— BRIEF —
In the article below on investor caution after the Covid-19 vaccine news, would you reproduce word for word the part that opens with "Did coronavirus disprove" and closes with "the investment landscape."?

— PROVIDED TEXT —
++++++++

Investors should be wary about embracing risk too early following the emergence of Covid-19 vaccines, argued Nick Watson, multi-asset portfolio manager at Janus Henderson.
Speaking exclusively to fundeye, Mr Watson suggested that people’s expectations about the speed of recovery across the global economy needed to be tempered, even if the US-based vaccines are as successful as initially forecasted.
Commenting on the destructive effects of the lockdowns on the UK economy, he outlined that the first lockdown reduced the country to economic activity levels that were last seen in 2004. This means it could take a considerable amount of time for the country to recover to the peak-2019 levels even if a vaccine enters the marketplace next year.
He said: “I do think there is a risk that the rest of the market gets too excited about this vaccine, and there's been a very big pop quite quickly. Even if it works, as people suggest with 90-95 percent effectiveness for over 65s, how that impacts the next 12 months is going to be very interesting.”
The mulit-asset portfolio manager also outlined the differences between potential vaccines and how it would affect investment behaviour.
He said: “We can only guess right now if it stops people generating symptoms? Does it reduce hospitalisations? If you find it only deals with mild symptoms and hospitalisations still happen, we're still in the same position. You can still see the NHS getting overwhelmed, in which case the government is still going to shut down. So, I certainly wouldn't want to be all in on this at the moment.”
Mr Watson's comments follow similar warnings from AJ Bell’s Laith Khalaf after the announcement of the first Covid-19 vaccine, developed by Pfizer-BioNTech in the US. He argued that investors needed to resist the urge to be more ‘gung-ho’ with their portfolios.
This outlook was not shared by Paul Jackson, global head of asset allocation at Invesco, reflecting the wide range of opinions on the investment consequences of a vaccine.
Commenting on the growing appeal of cyclical asset, Mr Jackson told fundeye that the enthusiasm was built on long-established convictions.
He said: “Cyclical assets appear to have bottomed in March, so it is perhaps too late to ask if it is too soon to embrace them. Recent vaccine news has simply strengthened the conviction that we are in the upswing phase of the economic cycle.”
Instead, he outlined that the most challenging issues came from any potential uncertainties over the effectiveness, or issues in the roll-out, of a vaccine.
Mr Jackson explained: “Perhaps the biggest risk is the threat of a consolidation phase that could see risk assets temporarily sell off, especially considering the lockdowns that are currently in place. I think a more meaningful correction would require that the vaccines prove to be ineffective (for one reason or another), thus creating the risk of a prolonged period during which lockdowns would dampen economic activity.”
Did coronavirus disprove the safe haven asset?
Alongside questions about the effectiveness of the vaccines and the general nature of economic decline in the UK, Mr Watson felt that a key challenge for anyone involved in asset location was determining what a safe haven looked like following the outbreak of Covid-19 and its effects on the investment landscape.

++++++++

— ENTRIES SHOWN —
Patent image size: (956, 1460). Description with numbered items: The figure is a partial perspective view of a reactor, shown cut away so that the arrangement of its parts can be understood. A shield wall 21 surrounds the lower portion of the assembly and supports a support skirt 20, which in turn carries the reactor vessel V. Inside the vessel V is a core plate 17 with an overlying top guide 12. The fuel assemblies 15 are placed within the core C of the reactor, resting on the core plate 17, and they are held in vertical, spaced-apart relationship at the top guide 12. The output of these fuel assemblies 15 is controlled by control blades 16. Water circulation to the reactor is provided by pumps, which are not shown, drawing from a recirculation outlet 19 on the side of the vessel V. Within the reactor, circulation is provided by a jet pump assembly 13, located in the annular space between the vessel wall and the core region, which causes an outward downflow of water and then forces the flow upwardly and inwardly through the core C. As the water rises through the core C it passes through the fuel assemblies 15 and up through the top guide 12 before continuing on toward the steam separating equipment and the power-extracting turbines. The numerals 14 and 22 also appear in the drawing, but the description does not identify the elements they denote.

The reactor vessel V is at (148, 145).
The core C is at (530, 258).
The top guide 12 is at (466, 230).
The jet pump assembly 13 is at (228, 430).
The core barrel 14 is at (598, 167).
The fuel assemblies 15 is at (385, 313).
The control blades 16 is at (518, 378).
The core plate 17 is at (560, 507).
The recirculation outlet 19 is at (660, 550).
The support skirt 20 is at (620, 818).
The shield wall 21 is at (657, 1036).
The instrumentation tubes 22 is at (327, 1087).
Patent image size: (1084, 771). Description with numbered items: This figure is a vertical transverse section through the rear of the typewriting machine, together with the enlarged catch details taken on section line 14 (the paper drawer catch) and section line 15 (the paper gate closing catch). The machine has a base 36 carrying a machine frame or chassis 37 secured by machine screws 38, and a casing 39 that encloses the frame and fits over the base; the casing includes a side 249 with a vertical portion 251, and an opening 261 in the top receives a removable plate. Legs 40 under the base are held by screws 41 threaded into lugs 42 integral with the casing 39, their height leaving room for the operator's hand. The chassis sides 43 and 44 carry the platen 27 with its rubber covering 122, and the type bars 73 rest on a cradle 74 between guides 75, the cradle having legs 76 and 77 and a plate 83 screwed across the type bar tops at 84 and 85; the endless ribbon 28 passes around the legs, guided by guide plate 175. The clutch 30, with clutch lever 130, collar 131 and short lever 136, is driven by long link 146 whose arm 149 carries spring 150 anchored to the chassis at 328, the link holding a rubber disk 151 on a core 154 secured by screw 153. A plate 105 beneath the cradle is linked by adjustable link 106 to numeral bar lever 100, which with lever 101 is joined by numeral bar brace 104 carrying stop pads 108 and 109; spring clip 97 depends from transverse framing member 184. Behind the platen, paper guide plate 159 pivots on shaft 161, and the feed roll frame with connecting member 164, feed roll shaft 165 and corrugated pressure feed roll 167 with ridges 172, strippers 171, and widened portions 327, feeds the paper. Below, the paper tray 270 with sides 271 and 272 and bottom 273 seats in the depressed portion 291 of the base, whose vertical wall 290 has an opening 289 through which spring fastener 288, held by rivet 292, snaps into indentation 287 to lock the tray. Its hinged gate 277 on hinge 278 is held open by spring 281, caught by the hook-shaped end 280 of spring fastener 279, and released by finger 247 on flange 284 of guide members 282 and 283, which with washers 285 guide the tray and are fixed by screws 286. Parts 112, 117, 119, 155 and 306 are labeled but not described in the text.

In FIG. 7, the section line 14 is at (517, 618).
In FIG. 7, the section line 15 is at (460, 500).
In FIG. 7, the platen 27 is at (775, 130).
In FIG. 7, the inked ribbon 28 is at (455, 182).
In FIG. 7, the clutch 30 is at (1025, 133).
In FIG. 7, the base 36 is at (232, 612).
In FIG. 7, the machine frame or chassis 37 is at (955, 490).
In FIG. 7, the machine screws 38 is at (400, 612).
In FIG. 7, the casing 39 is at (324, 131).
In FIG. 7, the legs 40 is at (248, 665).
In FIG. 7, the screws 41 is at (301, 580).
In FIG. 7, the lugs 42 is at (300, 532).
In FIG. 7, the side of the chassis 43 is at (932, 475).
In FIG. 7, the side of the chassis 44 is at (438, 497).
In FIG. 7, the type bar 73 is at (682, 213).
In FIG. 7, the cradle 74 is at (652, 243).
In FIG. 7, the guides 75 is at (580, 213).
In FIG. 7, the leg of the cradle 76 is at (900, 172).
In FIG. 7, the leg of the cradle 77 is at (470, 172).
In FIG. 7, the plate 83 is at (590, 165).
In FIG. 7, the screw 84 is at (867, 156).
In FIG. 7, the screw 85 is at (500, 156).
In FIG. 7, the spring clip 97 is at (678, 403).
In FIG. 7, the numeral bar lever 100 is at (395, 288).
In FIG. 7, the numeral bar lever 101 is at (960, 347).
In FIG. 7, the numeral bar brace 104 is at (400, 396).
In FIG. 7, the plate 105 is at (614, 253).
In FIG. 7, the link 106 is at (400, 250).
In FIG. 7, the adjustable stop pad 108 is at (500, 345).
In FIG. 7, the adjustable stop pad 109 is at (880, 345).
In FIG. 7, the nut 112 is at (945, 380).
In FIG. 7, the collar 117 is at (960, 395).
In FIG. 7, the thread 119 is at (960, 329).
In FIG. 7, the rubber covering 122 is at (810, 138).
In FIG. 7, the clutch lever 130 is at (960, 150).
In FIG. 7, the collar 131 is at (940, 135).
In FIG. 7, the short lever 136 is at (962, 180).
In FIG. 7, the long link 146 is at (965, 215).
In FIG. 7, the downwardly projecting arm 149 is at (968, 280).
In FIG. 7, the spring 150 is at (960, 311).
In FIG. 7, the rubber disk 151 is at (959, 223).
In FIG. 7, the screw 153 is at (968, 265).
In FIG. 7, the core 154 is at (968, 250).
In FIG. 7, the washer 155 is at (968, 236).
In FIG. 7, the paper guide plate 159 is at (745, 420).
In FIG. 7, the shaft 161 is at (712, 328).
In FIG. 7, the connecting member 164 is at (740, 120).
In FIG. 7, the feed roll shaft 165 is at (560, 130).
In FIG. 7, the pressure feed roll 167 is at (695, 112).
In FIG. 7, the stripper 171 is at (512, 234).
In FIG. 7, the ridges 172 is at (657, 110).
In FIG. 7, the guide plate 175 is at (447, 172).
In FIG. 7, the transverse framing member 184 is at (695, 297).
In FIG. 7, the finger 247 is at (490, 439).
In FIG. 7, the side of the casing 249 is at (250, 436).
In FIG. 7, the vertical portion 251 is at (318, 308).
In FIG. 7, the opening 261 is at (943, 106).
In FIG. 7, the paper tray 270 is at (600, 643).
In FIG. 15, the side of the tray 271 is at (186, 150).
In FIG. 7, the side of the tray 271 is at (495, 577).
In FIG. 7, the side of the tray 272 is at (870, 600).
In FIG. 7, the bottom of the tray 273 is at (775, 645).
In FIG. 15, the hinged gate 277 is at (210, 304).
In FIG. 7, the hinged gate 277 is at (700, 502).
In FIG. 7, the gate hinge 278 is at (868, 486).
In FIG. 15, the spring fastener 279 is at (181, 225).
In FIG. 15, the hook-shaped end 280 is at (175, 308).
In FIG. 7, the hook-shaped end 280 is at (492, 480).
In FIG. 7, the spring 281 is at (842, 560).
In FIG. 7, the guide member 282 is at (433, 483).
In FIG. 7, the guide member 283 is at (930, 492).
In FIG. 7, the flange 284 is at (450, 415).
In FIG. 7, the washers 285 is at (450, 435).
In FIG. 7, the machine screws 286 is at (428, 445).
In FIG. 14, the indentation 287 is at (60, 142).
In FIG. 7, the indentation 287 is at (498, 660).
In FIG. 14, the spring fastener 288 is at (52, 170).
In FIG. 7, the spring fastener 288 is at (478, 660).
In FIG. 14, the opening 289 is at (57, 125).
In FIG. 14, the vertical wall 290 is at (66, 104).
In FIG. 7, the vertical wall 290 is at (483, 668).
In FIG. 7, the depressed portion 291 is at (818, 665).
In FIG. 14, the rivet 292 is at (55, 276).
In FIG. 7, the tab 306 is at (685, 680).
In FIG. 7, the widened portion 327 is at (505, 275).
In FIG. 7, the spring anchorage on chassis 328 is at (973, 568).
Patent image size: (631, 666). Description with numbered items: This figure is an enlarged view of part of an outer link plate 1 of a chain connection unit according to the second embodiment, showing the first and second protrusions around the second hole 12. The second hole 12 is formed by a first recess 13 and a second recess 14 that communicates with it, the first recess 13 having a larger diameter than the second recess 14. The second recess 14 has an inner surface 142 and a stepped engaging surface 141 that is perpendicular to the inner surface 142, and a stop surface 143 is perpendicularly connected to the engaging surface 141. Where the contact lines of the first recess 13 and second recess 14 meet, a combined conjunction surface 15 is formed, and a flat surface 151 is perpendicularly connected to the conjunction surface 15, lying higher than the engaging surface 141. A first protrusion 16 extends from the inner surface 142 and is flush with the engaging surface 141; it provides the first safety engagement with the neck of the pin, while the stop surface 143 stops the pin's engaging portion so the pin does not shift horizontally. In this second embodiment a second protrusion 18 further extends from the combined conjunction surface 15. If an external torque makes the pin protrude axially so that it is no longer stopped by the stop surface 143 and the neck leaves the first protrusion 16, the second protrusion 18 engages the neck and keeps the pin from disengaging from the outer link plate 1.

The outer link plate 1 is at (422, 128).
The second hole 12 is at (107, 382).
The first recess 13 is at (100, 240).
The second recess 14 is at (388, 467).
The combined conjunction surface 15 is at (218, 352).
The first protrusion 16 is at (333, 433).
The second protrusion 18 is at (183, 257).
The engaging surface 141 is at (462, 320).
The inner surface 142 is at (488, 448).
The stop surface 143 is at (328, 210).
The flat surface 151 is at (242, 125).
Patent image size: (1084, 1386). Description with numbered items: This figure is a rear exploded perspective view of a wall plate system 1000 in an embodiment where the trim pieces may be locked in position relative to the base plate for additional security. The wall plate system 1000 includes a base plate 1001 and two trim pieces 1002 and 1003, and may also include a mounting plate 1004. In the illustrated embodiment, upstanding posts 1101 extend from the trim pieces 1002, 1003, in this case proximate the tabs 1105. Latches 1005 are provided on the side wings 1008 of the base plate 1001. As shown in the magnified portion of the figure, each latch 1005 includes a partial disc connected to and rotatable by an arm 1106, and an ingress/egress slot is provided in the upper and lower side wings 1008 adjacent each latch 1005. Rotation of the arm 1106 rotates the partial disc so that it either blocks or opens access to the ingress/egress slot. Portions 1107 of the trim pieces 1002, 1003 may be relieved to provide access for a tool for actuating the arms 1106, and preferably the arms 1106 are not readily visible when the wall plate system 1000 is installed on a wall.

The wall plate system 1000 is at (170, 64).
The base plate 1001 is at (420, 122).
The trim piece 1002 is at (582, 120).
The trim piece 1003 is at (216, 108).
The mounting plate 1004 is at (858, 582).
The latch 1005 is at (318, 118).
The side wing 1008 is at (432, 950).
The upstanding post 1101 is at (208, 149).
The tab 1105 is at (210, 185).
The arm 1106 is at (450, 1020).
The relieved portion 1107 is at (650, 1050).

++++++++

— SOLUTION TO THIS EXERCISE —
Did coronavirus disprove the safe haven asset?
Alongside questions about the effectiveness of the vaccines and the general nature of economic decline in the UK, Mr Watson felt that a key challenge for anyone involved in asset location was determining what a safe haven looked like following the outbreak of Covid-19 and its effects on the investment landscape.